### OBJECTIVE
Hunt for the word "sesudah" across the entries below, copying each line that holds it.

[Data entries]
* begin *

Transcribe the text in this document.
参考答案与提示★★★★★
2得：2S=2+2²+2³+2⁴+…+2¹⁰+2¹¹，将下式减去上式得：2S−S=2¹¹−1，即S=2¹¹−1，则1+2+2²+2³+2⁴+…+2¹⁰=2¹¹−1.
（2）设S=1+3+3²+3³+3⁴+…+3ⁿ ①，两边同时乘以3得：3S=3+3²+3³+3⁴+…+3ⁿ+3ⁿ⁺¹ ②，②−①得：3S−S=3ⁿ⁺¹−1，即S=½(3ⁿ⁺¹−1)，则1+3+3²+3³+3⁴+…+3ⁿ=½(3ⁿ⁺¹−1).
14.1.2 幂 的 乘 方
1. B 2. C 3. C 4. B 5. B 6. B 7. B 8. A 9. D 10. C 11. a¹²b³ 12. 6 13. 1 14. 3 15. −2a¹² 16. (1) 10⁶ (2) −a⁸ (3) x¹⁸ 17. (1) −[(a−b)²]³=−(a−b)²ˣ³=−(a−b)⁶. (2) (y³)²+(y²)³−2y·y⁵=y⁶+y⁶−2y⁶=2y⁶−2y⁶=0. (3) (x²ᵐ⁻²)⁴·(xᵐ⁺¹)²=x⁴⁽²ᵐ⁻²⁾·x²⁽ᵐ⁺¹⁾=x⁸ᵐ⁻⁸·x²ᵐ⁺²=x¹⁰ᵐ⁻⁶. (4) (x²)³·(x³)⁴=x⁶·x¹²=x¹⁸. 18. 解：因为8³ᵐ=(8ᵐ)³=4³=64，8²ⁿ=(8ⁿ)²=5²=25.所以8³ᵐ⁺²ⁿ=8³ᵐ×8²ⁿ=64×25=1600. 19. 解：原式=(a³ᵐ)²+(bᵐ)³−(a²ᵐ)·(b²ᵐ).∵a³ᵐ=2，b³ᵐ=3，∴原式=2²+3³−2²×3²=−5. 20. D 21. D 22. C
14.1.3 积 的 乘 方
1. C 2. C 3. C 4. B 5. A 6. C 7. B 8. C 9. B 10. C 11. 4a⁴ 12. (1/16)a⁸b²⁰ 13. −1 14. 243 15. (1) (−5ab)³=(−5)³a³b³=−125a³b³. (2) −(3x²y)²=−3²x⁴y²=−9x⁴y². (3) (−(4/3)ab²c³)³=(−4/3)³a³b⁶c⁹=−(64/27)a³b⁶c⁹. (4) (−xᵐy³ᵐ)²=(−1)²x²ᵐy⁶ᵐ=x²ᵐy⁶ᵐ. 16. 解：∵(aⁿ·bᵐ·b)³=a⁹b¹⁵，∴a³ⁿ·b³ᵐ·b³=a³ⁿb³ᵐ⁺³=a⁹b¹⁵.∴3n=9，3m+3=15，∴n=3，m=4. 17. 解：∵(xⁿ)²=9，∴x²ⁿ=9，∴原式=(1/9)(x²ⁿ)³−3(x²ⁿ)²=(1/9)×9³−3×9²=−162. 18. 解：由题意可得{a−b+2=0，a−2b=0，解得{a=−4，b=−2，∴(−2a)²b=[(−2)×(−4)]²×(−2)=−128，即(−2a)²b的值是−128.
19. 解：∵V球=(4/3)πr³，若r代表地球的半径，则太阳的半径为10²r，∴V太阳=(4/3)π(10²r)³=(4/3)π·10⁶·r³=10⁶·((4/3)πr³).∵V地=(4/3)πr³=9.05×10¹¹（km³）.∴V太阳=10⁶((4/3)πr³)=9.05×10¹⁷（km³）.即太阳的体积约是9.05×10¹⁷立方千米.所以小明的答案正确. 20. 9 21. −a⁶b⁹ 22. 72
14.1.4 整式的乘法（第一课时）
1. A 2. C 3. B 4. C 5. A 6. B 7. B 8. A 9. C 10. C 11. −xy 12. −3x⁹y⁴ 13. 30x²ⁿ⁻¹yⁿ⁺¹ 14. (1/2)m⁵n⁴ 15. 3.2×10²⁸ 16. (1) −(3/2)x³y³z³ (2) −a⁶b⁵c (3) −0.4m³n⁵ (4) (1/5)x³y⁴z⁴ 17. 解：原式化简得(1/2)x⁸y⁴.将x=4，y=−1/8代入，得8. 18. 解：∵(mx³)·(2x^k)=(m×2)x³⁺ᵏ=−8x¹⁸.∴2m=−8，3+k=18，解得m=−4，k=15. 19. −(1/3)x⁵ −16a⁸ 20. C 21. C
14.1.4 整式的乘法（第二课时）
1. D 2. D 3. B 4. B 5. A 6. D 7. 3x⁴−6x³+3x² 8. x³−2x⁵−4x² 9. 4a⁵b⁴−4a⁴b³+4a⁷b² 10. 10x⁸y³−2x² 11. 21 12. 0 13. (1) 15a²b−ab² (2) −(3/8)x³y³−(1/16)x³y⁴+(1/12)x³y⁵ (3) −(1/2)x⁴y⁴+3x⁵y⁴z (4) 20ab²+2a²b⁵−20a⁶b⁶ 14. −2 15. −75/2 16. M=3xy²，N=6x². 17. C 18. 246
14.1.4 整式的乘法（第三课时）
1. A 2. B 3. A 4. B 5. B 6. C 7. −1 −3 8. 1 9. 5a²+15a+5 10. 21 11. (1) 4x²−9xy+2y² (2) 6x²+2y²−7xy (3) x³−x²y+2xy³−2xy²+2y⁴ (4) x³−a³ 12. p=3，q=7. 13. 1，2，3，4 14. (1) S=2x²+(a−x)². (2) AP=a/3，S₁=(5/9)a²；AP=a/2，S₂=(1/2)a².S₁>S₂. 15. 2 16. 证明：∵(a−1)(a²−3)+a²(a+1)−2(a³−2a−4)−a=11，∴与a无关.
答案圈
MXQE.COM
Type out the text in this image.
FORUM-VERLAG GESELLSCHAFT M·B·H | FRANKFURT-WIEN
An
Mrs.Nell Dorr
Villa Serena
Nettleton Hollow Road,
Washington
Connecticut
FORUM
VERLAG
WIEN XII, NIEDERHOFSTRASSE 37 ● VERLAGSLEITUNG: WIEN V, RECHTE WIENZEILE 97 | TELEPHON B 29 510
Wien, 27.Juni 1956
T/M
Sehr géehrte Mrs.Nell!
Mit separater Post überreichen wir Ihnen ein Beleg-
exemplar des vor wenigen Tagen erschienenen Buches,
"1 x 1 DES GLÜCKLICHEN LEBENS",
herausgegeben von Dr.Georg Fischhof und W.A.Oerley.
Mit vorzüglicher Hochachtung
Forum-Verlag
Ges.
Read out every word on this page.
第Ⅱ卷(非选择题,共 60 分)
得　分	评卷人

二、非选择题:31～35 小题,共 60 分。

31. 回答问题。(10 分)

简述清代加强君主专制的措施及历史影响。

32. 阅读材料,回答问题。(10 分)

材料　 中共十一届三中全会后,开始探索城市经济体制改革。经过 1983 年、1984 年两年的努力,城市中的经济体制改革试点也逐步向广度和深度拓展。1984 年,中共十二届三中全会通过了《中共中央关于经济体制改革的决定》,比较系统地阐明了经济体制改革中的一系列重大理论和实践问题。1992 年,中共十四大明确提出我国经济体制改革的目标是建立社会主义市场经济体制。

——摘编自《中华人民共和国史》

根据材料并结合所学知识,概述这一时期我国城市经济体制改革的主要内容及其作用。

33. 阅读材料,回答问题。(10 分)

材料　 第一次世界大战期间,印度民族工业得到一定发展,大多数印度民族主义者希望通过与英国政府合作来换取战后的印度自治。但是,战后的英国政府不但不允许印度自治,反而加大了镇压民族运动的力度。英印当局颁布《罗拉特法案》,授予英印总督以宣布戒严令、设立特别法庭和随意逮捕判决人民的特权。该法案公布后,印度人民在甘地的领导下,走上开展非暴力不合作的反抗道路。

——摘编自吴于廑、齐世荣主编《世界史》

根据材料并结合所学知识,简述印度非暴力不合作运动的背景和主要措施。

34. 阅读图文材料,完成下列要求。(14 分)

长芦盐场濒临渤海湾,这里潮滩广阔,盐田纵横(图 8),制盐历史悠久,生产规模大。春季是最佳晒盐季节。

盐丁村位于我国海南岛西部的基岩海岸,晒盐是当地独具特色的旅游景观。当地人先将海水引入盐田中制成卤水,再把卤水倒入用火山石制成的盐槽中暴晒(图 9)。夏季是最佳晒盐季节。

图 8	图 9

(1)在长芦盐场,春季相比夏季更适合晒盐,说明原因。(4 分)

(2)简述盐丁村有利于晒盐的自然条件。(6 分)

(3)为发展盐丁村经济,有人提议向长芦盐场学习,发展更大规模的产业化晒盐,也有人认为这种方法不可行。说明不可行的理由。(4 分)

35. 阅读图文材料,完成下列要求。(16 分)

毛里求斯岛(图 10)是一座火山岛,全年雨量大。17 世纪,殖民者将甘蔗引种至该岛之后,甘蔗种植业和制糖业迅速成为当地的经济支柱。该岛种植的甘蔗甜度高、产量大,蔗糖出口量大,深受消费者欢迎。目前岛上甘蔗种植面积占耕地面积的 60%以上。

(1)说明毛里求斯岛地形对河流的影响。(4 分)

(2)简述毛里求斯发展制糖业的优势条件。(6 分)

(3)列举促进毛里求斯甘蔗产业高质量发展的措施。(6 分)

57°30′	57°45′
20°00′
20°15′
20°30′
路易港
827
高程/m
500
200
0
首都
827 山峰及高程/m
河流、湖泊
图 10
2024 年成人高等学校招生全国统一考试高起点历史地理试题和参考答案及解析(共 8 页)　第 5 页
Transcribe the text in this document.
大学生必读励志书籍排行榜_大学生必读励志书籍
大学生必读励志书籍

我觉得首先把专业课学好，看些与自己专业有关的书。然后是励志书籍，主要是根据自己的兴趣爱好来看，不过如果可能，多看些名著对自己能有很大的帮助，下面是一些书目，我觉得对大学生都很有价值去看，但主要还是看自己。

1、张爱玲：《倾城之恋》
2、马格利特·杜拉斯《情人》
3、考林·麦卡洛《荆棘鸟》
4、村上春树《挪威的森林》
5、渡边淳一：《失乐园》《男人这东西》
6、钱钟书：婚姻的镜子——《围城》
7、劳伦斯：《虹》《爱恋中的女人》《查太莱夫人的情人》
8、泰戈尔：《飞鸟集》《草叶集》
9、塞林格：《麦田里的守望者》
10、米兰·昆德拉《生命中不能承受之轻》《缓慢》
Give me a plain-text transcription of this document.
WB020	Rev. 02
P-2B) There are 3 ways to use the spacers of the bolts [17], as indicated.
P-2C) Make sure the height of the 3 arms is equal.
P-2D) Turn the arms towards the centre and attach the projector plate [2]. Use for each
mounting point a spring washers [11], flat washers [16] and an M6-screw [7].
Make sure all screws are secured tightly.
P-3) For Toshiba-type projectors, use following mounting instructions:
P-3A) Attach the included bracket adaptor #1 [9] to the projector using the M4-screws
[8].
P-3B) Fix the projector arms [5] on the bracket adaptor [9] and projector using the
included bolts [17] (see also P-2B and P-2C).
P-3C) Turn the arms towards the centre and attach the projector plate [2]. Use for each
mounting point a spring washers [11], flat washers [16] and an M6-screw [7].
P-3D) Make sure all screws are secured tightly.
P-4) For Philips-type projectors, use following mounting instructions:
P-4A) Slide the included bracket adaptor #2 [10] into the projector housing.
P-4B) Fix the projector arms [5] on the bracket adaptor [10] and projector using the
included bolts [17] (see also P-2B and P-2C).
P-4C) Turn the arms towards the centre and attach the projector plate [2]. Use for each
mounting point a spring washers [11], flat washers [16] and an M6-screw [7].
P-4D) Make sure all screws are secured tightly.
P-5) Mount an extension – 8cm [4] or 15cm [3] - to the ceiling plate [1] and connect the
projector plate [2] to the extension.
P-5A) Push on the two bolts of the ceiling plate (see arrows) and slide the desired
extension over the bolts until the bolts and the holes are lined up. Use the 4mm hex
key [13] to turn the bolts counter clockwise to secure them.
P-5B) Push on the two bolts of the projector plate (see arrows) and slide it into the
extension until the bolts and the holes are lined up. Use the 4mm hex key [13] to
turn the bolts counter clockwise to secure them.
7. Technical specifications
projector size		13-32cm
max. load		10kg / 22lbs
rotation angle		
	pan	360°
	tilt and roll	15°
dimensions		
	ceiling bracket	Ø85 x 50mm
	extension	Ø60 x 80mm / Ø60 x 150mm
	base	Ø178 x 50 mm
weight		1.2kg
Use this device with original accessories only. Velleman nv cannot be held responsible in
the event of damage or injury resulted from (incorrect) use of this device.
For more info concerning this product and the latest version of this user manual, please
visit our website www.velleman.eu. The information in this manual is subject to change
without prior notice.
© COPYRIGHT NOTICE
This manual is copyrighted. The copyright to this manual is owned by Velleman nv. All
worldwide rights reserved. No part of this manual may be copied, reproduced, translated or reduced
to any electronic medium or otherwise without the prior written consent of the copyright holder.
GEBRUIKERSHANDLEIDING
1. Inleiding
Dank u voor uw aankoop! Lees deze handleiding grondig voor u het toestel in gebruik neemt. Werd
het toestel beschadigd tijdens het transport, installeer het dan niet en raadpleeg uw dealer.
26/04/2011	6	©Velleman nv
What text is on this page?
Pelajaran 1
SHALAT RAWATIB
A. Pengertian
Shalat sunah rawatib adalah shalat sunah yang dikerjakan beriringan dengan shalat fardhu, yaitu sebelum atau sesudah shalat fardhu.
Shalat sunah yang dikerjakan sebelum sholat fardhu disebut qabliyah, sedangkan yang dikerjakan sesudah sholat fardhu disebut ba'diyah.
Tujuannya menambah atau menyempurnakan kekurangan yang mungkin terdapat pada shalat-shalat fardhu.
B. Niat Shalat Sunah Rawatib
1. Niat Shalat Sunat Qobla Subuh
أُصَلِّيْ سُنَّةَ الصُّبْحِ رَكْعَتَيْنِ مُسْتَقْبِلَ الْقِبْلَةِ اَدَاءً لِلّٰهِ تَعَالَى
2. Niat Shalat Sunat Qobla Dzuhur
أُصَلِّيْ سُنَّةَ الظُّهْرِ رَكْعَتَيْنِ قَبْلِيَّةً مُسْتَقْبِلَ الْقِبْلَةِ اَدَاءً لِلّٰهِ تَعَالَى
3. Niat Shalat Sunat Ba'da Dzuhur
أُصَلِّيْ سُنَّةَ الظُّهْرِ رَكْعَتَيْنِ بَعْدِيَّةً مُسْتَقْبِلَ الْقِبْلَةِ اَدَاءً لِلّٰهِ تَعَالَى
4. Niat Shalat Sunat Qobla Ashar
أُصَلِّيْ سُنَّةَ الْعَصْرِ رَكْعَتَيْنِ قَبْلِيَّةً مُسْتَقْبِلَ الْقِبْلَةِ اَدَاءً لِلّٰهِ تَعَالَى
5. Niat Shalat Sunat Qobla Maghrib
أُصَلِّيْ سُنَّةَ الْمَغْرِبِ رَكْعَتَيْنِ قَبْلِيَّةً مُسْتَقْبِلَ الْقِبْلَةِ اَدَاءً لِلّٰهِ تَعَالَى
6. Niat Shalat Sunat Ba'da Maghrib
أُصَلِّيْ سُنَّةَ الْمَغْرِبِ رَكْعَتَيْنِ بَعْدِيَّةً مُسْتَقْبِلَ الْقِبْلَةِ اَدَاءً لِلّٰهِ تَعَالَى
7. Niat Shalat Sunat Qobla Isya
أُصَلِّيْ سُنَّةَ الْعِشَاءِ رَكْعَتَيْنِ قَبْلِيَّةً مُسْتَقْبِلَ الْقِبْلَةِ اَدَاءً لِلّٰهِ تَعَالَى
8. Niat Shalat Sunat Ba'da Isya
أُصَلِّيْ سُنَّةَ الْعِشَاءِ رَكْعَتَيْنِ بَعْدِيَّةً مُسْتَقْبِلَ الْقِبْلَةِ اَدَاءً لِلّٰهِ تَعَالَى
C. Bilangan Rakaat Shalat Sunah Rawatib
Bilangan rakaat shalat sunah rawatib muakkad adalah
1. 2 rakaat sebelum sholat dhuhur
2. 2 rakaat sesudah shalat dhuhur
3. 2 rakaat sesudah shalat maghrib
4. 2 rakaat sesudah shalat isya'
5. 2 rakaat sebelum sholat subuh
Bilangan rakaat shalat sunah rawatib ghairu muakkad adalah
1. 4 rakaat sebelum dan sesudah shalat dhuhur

* end *

### OUTPUT
Shalat sunah rawatib adalah shalat sunah yang dikerjakan beriringan dengan shalat fardhu, yaitu sebelum atau sesudah shalat fardhu.
Shalat sunah yang dikerjakan sebelum sholat fardhu disebut qabliyah, sedangkan yang dikerjakan sesudah sholat fardhu disebut ba'diyah.
2. 2 rakaat sesudah shalat dhuhur
3. 2 rakaat sesudah shalat maghrib
4. 2 rakaat sesudah shalat isya'
1. 4 rakaat sebelum dan sesudah shalat dhuhur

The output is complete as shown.